From the records below, pull each line that has "φησιν".
>> start RECORDS SHOWN
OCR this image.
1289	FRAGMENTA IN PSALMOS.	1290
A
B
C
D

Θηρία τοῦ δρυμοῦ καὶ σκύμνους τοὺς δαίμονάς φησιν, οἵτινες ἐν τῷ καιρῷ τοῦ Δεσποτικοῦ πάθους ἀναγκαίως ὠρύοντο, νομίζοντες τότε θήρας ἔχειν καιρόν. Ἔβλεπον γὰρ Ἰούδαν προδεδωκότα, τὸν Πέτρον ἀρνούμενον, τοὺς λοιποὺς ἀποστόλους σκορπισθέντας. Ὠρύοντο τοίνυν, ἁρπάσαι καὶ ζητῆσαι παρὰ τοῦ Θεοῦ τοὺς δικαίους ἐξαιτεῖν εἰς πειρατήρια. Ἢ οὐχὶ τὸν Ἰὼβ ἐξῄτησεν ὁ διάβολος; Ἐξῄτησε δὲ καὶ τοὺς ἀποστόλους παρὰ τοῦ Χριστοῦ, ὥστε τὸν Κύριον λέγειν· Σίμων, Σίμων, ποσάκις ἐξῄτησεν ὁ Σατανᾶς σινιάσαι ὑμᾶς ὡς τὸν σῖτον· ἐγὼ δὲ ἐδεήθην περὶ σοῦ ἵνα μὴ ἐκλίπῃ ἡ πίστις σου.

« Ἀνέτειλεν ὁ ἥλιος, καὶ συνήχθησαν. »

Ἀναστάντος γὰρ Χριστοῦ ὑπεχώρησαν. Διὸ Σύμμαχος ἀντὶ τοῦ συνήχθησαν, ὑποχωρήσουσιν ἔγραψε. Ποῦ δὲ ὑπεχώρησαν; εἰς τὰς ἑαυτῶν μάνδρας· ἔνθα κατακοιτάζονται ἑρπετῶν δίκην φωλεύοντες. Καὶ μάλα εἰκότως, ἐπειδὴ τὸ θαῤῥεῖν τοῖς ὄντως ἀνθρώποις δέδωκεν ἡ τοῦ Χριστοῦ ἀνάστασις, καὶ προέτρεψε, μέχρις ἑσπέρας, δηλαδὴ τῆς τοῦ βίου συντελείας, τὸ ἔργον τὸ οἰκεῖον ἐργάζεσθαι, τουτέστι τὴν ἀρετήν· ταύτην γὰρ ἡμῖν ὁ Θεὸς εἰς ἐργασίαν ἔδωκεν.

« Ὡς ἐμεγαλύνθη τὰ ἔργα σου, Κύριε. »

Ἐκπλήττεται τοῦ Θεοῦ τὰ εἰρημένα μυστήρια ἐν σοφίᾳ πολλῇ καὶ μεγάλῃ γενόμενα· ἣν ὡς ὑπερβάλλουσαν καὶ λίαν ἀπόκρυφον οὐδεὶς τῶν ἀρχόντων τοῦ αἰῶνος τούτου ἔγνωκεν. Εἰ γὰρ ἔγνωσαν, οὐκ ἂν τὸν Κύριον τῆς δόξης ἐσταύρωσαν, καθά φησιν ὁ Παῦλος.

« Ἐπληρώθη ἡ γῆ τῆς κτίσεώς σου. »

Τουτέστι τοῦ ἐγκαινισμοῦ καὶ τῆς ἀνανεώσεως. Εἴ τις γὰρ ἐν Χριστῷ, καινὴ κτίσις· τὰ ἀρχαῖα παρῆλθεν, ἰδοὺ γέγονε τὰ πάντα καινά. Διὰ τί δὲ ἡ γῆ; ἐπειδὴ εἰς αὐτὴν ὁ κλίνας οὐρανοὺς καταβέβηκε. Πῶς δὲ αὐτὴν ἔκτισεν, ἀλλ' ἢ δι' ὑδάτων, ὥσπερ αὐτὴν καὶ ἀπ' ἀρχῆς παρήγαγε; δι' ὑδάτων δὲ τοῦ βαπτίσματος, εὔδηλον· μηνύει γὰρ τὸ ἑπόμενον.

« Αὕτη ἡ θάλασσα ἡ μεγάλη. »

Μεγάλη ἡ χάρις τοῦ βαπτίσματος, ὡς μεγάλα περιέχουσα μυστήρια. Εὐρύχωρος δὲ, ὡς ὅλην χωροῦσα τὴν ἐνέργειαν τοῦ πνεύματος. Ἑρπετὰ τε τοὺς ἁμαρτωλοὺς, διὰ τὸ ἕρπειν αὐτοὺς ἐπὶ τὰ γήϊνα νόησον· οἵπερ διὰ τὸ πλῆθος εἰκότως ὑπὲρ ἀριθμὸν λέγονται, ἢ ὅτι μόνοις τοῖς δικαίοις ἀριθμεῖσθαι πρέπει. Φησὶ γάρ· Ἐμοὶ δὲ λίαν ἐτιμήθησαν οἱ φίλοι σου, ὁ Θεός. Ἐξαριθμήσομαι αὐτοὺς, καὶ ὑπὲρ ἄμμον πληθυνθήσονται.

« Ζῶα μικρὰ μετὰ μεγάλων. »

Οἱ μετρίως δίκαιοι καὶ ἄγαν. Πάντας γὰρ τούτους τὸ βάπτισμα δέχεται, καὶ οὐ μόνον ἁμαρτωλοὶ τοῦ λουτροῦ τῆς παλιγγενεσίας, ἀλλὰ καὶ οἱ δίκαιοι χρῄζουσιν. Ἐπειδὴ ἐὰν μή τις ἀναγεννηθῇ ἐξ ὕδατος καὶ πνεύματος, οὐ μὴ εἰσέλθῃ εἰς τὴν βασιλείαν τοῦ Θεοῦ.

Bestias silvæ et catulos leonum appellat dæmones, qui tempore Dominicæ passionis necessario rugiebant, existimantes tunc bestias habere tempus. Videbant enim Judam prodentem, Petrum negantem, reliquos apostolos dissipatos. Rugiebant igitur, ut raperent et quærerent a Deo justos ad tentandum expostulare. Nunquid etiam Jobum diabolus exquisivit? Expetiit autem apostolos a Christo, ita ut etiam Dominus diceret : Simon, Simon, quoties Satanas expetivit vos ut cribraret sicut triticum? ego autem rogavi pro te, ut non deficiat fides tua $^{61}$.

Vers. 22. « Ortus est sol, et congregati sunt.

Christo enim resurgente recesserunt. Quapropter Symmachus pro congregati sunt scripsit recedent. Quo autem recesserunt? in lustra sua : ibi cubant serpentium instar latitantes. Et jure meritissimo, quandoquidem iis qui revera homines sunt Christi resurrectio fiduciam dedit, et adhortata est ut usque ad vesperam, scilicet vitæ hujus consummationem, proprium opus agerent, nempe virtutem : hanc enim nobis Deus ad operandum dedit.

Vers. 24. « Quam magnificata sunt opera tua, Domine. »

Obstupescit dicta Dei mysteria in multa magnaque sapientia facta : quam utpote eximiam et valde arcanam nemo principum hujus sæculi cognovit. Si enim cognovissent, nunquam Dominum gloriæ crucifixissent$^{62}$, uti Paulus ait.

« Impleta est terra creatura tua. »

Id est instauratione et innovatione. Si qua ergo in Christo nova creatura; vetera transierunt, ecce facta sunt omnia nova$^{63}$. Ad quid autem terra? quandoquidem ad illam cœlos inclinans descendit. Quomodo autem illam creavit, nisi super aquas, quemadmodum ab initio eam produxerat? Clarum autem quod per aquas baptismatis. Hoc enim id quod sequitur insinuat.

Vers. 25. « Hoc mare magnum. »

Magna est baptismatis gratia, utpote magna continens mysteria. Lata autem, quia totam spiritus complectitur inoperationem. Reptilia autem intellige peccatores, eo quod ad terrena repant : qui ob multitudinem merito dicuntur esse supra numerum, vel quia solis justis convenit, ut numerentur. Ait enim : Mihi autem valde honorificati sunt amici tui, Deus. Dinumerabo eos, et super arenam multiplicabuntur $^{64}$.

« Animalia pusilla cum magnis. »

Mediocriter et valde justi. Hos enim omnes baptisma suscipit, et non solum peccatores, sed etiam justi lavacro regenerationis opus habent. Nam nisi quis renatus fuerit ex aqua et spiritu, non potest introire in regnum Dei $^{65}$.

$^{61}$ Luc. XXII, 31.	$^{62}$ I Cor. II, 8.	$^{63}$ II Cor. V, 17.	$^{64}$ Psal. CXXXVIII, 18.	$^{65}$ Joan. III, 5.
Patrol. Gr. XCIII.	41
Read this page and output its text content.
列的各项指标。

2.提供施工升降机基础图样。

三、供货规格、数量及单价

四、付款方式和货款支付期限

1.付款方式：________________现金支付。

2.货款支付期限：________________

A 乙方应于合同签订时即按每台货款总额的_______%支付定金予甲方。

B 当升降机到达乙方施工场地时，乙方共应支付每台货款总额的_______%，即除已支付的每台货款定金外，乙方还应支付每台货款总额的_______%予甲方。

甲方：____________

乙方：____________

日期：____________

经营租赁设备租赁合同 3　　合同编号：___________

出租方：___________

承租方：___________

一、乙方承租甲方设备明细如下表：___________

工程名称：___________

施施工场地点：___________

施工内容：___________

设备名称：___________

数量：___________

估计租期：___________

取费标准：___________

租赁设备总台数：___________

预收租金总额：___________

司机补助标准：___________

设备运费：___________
>> end RECORDS SHOWN
» **CORRECT ANSWER**
Θηρία τοῦ δρυμοῦ καὶ σκύμνους τοὺς δαίμονάς φησιν, οἵτινες ἐν τῷ καιρῷ τοῦ Δεσποτικοῦ πάθους ἀναγκαίως ὠρύοντο, νομίζοντες τότε θήρας ἔχειν καιρόν. Ἔβλεπον γὰρ Ἰούδαν προδεδωκότα, τὸν Πέτρον ἀρνούμενον, τοὺς λοιποὺς ἀποστόλους σκορπισθέντας. Ὠρύοντο τοίνυν, ἁρπάσαι καὶ ζητῆσαι παρὰ τοῦ Θεοῦ τοὺς δικαίους ἐξαιτεῖν εἰς πειρατήρια. Ἢ οὐχὶ τὸν Ἰὼβ ἐξῄτησεν ὁ διάβολος; Ἐξῄτησε δὲ καὶ τοὺς ἀποστόλους παρὰ τοῦ Χριστοῦ, ὥστε τὸν Κύριον λέγειν· Σίμων, Σίμων, ποσάκις ἐξῄτησεν ὁ Σατανᾶς σινιάσαι ὑμᾶς ὡς τὸν σῖτον· ἐγὼ δὲ ἐδεήθην περὶ σοῦ ἵνα μὴ ἐκλίπῃ ἡ πίστις σου.
Ἐκπλήττεται τοῦ Θεοῦ τὰ εἰρημένα μυστήρια ἐν σοφίᾳ πολλῇ καὶ μεγάλῃ γενόμενα· ἣν ὡς ὑπερβάλλουσαν καὶ λίαν ἀπόκρυφον οὐδεὶς τῶν ἀρχόντων τοῦ αἰῶνος τούτου ἔγνωκεν. Εἰ γὰρ ἔγνωσαν, οὐκ ἂν τὸν Κύριον τῆς δόξης ἐσταύρωσαν, καθά φησιν ὁ Παῦλος.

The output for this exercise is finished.